• [WORK REQUIRED] Count the lines in the records below that contain the word "Revisión", and give only that number.

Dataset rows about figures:
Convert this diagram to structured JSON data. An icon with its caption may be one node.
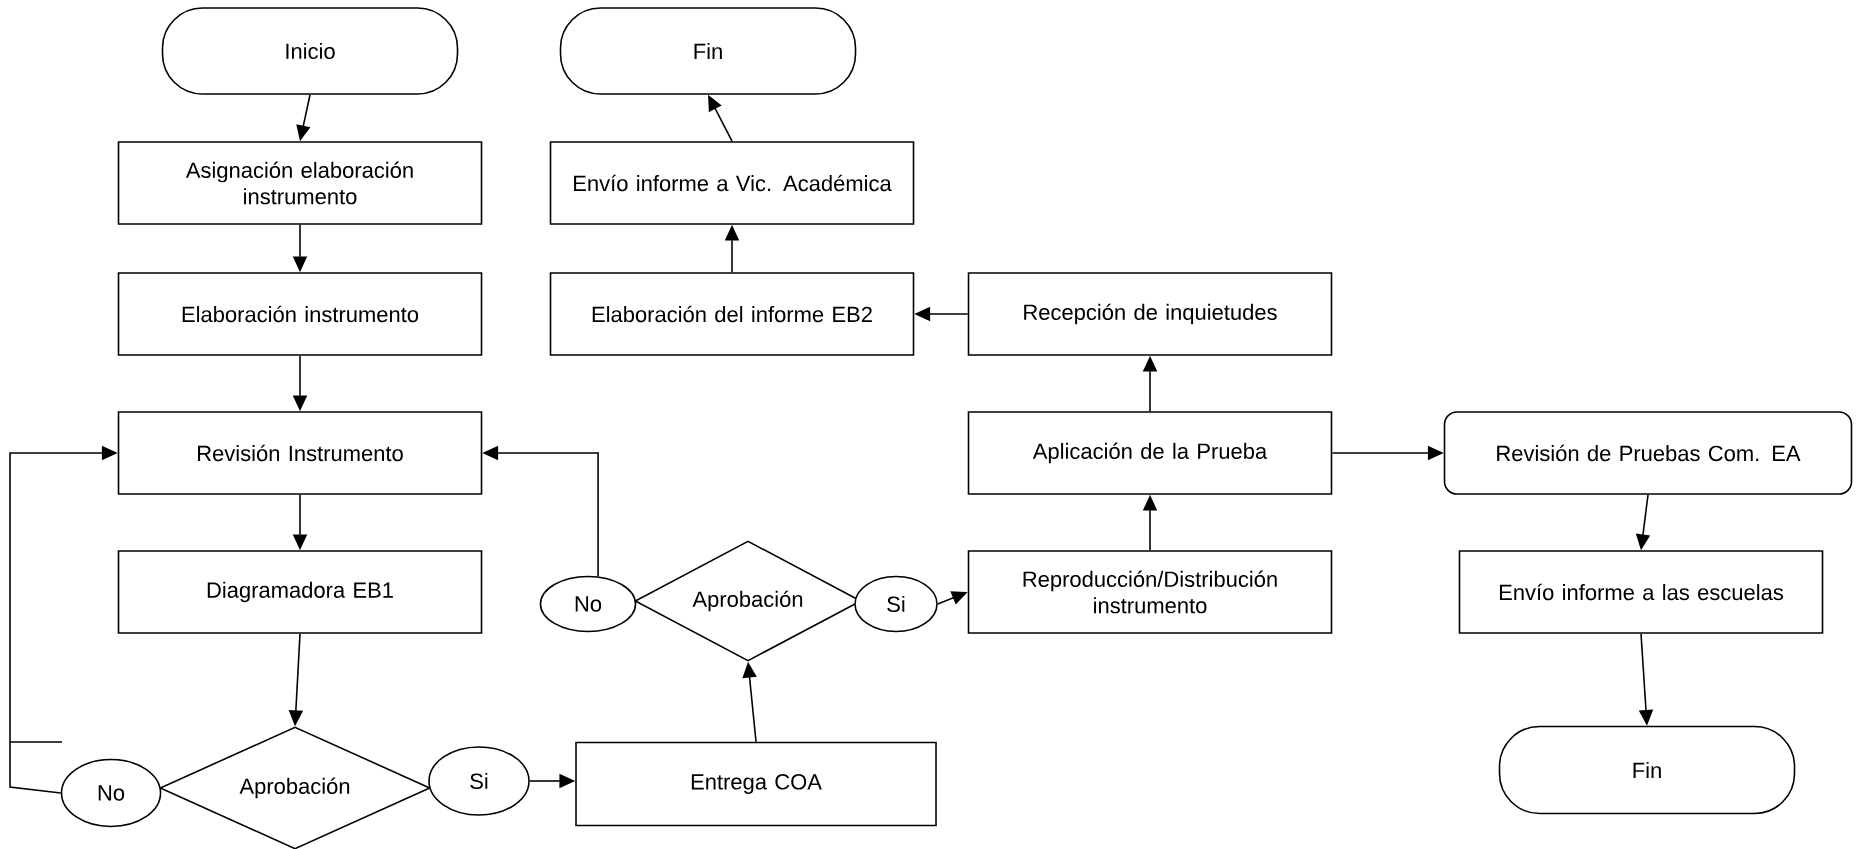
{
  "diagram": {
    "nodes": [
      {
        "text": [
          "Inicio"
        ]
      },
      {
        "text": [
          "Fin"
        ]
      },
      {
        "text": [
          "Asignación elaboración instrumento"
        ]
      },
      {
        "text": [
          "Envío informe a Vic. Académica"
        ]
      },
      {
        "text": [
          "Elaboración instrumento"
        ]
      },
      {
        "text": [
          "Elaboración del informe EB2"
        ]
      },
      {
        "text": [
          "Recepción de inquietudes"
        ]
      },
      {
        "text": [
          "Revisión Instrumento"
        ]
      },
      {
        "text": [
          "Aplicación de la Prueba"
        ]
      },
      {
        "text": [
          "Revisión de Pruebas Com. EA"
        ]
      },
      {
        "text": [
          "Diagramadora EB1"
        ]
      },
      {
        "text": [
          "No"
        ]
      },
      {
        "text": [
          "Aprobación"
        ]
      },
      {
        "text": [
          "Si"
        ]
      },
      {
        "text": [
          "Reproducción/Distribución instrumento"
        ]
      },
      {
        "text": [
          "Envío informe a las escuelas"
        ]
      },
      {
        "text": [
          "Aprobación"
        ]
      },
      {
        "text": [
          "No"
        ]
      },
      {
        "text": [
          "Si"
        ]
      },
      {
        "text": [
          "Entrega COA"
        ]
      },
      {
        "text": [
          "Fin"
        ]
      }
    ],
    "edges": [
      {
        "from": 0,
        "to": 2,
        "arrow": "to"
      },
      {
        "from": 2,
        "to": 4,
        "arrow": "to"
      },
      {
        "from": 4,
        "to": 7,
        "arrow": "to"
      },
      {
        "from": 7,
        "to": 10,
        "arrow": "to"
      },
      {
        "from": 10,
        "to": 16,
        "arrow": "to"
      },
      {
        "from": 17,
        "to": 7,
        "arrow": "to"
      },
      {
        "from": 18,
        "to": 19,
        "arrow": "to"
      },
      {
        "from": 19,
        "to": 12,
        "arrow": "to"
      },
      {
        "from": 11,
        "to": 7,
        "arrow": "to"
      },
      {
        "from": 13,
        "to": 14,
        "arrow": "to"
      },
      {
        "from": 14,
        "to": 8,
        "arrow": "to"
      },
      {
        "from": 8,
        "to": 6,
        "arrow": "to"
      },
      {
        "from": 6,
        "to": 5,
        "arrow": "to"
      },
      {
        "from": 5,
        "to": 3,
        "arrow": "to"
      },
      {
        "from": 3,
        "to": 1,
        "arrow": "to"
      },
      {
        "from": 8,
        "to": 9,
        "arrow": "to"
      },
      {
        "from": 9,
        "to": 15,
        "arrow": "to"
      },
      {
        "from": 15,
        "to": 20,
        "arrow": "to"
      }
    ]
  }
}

• [THE OUTPUT] 2